> **GOAL**: Comb the records below for the string "true" and copy each line where it turns up.

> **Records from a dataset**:

+++

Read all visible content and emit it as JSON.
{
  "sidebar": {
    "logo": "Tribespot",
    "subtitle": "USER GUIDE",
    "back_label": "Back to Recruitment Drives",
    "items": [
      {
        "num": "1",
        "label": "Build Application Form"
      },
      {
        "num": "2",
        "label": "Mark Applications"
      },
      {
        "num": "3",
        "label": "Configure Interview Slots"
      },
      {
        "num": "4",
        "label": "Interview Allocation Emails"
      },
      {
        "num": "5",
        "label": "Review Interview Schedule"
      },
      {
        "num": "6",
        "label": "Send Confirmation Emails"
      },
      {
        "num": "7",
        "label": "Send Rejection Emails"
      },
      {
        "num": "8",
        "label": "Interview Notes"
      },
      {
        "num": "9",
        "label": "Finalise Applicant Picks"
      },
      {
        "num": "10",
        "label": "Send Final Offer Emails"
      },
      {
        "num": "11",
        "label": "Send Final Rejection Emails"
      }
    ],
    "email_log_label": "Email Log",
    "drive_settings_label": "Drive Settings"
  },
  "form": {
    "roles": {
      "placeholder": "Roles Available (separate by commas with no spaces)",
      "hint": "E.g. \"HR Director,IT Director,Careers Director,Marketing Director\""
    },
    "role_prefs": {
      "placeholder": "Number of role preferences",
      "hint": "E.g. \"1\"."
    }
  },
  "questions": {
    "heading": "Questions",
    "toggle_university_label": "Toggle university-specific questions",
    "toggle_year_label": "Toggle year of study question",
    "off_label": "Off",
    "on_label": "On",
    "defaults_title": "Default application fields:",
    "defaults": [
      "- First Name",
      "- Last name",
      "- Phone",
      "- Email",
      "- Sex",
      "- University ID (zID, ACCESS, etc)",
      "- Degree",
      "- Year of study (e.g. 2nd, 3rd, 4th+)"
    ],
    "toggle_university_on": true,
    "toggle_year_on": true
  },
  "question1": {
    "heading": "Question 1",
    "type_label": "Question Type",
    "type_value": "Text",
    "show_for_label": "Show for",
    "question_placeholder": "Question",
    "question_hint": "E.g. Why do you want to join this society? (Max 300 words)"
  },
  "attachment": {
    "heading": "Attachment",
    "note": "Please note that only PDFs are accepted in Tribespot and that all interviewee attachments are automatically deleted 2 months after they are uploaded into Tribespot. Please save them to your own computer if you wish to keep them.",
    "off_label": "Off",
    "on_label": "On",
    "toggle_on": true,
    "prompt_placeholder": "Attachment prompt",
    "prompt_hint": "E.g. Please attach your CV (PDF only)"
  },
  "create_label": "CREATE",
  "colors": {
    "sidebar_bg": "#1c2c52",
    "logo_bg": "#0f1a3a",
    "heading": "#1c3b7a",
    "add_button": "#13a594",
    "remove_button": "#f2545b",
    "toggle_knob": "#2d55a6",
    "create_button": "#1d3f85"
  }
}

+++

> **FULL ANSWER**:
    "toggle_university_on": true,
    "toggle_year_on": true
    "toggle_on": true,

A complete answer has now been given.